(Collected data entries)
^^^^^^^^^^^^^^^^
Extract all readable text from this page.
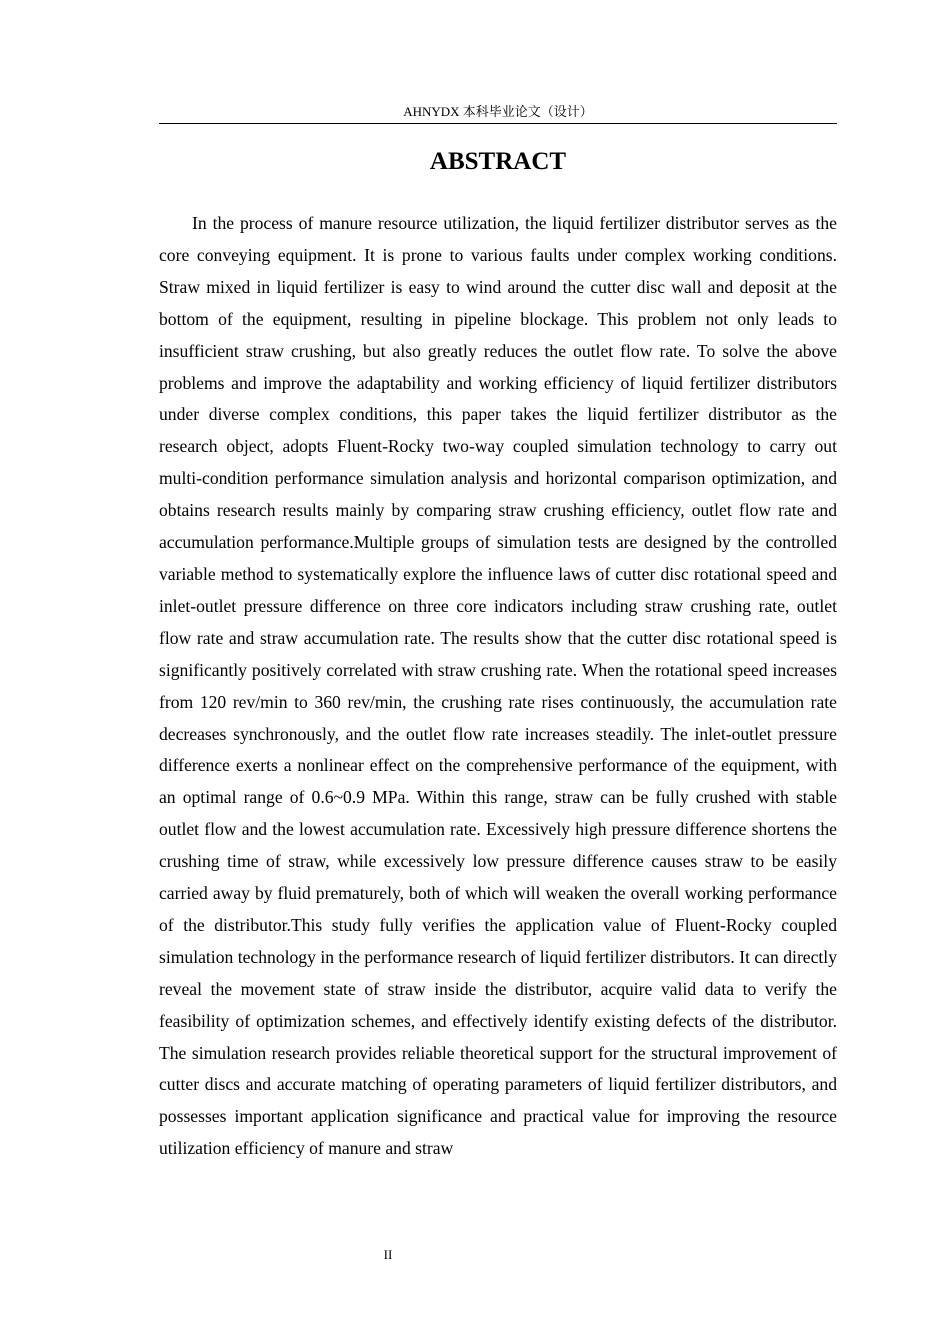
AHNYDX 本科毕业论文（设计）
ABSTRACT

In the process of manure resource utilization, the liquid fertilizer distributor serves as the core conveying equipment. It is prone to various faults under complex working conditions. Straw mixed in liquid fertilizer is easy to wind around the cutter disc wall and deposit at the bottom of the equipment, resulting in pipeline blockage. This problem not only leads to insufficient straw crushing, but also greatly reduces the outlet flow rate. To solve the above problems and improve the adaptability and working efficiency of liquid fertilizer distributors under diverse complex conditions, this paper takes the liquid fertilizer distributor as the research object, adopts Fluent-Rocky two-way coupled simulation technology to carry out multi-condition performance simulation analysis and horizontal comparison optimization, and obtains research results mainly by comparing straw crushing efficiency, outlet flow rate and accumulation performance.Multiple groups of simulation tests are designed by the controlled variable method to systematically explore the influence laws of cutter disc rotational speed and inlet-outlet pressure difference on three core indicators including straw crushing rate, outlet flow rate and straw accumulation rate. The results show that the cutter disc rotational speed is significantly positively correlated with straw crushing rate. When the rotational speed increases from 120 rev/min to 360 rev/min, the crushing rate rises continuously, the accumulation rate decreases synchronously, and the outlet flow rate increases steadily. The inlet-outlet pressure difference exerts a nonlinear effect on the comprehensive performance of the equipment, with an optimal range of 0.6~0.9 MPa. Within this range, straw can be fully crushed with stable outlet flow and the lowest accumulation rate. Excessively high pressure difference shortens the crushing time of straw, while excessively low pressure difference causes straw to be easily carried away by fluid prematurely, both of which will weaken the overall working performance of the distributor.This study fully verifies the application value of Fluent-Rocky coupled simulation technology in the performance research of liquid fertilizer distributors. It can directly reveal the movement state of straw inside the distributor, acquire valid data to verify the feasibility of optimization schemes, and effectively identify existing defects of the distributor. The simulation research provides reliable theoretical support for the structural improvement of cutter discs and accurate matching of operating parameters of liquid fertilizer distributors, and possesses important application significance and practical value for improving the resource utilization efficiency of manure and straw

II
^^^^^^^^^^^^^^^^
● Problem to solve
Exclude the pictures, and transcribe all of the material exactly.

● Reply
Extract all readable text from this page.
AHNYDX 本科毕业论文（设计）
ABSTRACT

In the process of manure resource utilization, the liquid fertilizer distributor serves as the core conveying equipment. It is prone to various faults under complex working conditions. Straw mixed in liquid fertilizer is easy to wind around the cutter disc wall and deposit at the bottom of the equipment, resulting in pipeline blockage. This problem not only leads to insufficient straw crushing, but also greatly reduces the outlet flow rate. To solve the above problems and improve the adaptability and working efficiency of liquid fertilizer distributors under diverse complex conditions, this paper takes the liquid fertilizer distributor as the research object, adopts Fluent-Rocky two-way coupled simulation technology to carry out multi-condition performance simulation analysis and horizontal comparison optimization, and obtains research results mainly by comparing straw crushing efficiency, outlet flow rate and accumulation performance.Multiple groups of simulation tests are designed by the controlled variable method to systematically explore the influence laws of cutter disc rotational speed and inlet-outlet pressure difference on three core indicators including straw crushing rate, outlet flow rate and straw accumulation rate. The results show that the cutter disc rotational speed is significantly positively correlated with straw crushing rate. When the rotational speed increases from 120 rev/min to 360 rev/min, the crushing rate rises continuously, the accumulation rate decreases synchronously, and the outlet flow rate increases steadily. The inlet-outlet pressure difference exerts a nonlinear effect on the comprehensive performance of the equipment, with an optimal range of 0.6~0.9 MPa. Within this range, straw can be fully crushed with stable outlet flow and the lowest accumulation rate. Excessively high pressure difference shortens the crushing time of straw, while excessively low pressure difference causes straw to be easily carried away by fluid prematurely, both of which will weaken the overall working performance of the distributor.This study fully verifies the application value of Fluent-Rocky coupled simulation technology in the performance research of liquid fertilizer distributors. It can directly reveal the movement state of straw inside the distributor, acquire valid data to verify the feasibility of optimization schemes, and effectively identify existing defects of the distributor. The simulation research provides reliable theoretical support for the structural improvement of cutter discs and accurate matching of operating parameters of liquid fertilizer distributors, and possesses important application significance and practical value for improving the resource utilization efficiency of manure and straw

II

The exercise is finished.